▶ **TEXT EXTRACT**
Docno: ADMS-05-01-02-0008-0001-0001

Editorial Note

As in England, the Massachusetts justices of the peace, singly and in their joint capacity as the Court of General Sessions of the Peace for each county, formed a kind of all-purpose administrative tribunal with jurisdiction in a wide variety of local government questions. Matters within their power included tavern licensing; the construction, repair, and use of highways; militia service; assessment and collection of taxes; regulation of weights and measures, as well as the quality of food and other products; shipbuilding; land use; violation of the Sabbath; support of the ministry and schools; and welfare. In the last category were two important problems which produced substantial amounts of litigation—the settlement and removal of paupers, and the support of illegitimate children. John Adams had a number of cases in both of these fields, which demonstrate the early operation of administrative law in Massachusetts.1 The present case and Nos. 25–27 25, 26, and 27 concern paupers. Nos. 28–30 28, 29, and 30 are examples of bastardy proceedings, as they were called.

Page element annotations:

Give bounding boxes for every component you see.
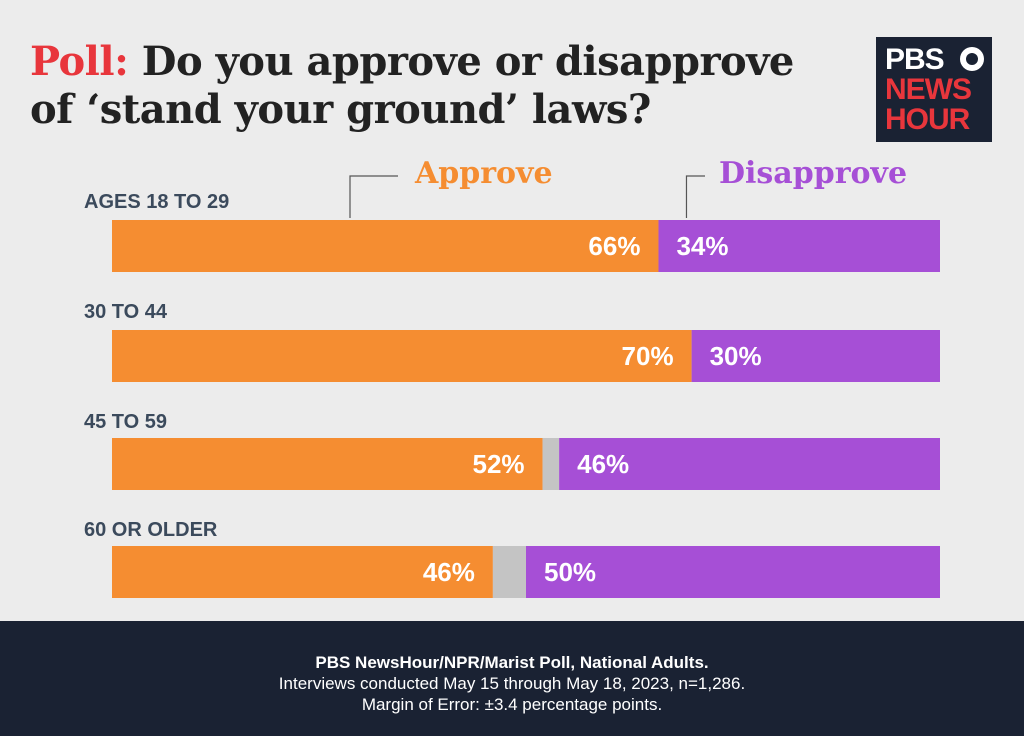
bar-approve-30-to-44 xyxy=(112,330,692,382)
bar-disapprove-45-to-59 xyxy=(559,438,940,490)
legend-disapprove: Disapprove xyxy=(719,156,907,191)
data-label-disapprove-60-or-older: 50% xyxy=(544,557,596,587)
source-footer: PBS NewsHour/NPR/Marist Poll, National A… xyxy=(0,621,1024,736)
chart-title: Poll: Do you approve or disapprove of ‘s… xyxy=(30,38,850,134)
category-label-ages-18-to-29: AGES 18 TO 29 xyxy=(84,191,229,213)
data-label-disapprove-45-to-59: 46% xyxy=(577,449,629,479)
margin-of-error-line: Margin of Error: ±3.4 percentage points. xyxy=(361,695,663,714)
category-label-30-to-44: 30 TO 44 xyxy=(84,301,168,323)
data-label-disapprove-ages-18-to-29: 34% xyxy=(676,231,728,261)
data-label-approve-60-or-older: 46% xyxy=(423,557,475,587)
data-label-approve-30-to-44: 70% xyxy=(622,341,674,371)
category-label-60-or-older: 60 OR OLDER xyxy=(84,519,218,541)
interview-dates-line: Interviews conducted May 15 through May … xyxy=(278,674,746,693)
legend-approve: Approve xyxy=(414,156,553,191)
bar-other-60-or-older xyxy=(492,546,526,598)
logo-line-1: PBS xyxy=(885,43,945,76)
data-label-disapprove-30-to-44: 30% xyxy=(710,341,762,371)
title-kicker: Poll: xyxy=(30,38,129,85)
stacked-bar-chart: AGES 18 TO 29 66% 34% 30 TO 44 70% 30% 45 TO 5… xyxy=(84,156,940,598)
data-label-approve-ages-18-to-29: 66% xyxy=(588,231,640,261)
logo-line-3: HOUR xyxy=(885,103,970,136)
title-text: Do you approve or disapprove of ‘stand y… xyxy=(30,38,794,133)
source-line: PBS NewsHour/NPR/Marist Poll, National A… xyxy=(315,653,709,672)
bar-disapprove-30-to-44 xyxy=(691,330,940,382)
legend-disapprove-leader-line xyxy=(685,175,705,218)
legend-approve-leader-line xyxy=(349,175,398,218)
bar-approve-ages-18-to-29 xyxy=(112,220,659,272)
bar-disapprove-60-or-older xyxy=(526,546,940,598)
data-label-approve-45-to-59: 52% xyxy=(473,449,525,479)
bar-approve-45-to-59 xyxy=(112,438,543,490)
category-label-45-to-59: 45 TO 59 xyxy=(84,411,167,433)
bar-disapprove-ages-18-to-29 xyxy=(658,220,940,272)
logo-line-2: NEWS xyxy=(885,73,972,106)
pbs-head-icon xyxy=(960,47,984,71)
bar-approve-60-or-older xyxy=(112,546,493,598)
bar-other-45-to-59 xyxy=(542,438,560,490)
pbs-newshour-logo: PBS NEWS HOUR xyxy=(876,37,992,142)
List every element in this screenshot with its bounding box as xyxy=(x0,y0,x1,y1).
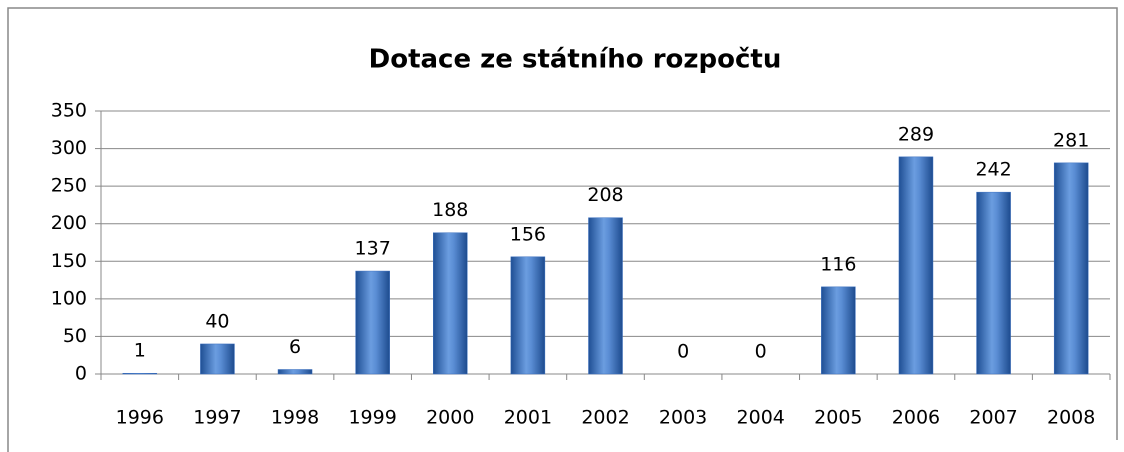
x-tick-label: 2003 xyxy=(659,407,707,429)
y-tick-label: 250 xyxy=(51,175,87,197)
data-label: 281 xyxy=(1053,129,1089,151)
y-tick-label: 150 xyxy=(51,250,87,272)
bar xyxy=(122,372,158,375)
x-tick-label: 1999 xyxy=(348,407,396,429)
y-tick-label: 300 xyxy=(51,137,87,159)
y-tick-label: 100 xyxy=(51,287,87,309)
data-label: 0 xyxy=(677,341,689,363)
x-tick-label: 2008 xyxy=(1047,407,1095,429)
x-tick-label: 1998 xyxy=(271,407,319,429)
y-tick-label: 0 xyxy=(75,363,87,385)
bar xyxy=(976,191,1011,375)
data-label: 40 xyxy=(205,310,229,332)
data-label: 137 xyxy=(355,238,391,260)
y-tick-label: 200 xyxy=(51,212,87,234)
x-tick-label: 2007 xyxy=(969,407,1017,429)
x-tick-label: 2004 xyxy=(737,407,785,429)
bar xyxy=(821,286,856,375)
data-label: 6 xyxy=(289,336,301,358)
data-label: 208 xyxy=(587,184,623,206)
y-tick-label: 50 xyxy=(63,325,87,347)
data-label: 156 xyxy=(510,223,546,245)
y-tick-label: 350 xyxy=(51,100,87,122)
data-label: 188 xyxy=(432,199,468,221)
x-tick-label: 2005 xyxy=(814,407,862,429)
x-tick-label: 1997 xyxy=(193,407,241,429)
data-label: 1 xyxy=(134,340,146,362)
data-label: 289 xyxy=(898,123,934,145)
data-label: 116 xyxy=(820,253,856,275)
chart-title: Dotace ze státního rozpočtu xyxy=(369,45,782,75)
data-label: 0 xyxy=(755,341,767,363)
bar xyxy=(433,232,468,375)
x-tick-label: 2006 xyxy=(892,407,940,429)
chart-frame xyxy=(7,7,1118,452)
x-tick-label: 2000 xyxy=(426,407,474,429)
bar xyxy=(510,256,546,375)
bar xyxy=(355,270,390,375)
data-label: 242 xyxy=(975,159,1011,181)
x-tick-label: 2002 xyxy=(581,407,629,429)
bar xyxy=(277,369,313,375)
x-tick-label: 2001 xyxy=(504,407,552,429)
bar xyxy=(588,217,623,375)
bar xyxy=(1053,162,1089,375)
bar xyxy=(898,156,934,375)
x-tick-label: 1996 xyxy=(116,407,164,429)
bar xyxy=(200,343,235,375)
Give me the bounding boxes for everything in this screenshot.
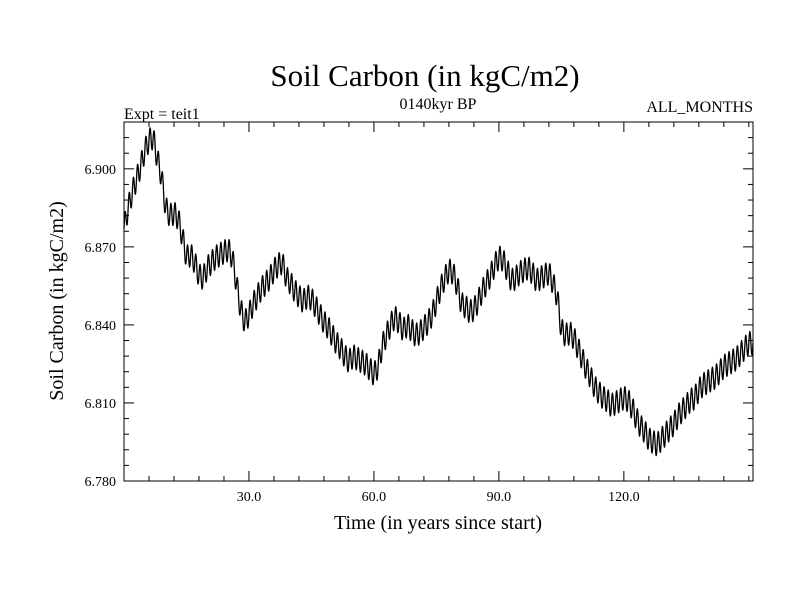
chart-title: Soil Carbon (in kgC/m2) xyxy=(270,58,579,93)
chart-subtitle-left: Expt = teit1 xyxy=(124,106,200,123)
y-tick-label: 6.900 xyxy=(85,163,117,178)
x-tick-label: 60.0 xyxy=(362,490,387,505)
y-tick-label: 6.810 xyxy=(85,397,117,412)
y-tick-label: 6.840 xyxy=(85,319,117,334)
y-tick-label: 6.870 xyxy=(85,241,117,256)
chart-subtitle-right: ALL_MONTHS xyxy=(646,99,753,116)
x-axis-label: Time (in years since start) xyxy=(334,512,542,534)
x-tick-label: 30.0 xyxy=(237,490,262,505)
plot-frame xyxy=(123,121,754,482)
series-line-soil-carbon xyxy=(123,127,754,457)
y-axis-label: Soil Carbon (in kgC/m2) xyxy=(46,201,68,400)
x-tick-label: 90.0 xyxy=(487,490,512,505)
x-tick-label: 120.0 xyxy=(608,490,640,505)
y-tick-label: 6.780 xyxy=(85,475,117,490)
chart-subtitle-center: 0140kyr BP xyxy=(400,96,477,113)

▶ **WHAT THE EXERCISE ASKS**
Please write what comes next in the editorial note on the Massachusetts justices of the peace.

▶ **WRITTEN ANSWER**
The poor relief system rested on the principle that a town was responsible for the support of all indigent persons having a “settlement” within it. Under statutes in force until 1767 a pauper gained a settlement if he remained within a town for twelve months without being “warned” by the selectmen to depart. Once the pauper had been warned, he could be removed to another town by the constable under the warrant of a justice of the peace. Litigation over those provisions generally concerned the contention of the town to which a pauper had been removed that it should not be charged with his keep. The town would apply to the county Court of General Sessions for decision of the question, a matter within that court's statutory jurisdiction.2 Usually the court would determine the town of set• { 290 } tlement and would order that town to pay all charges incurred by the other town on account of the pauper.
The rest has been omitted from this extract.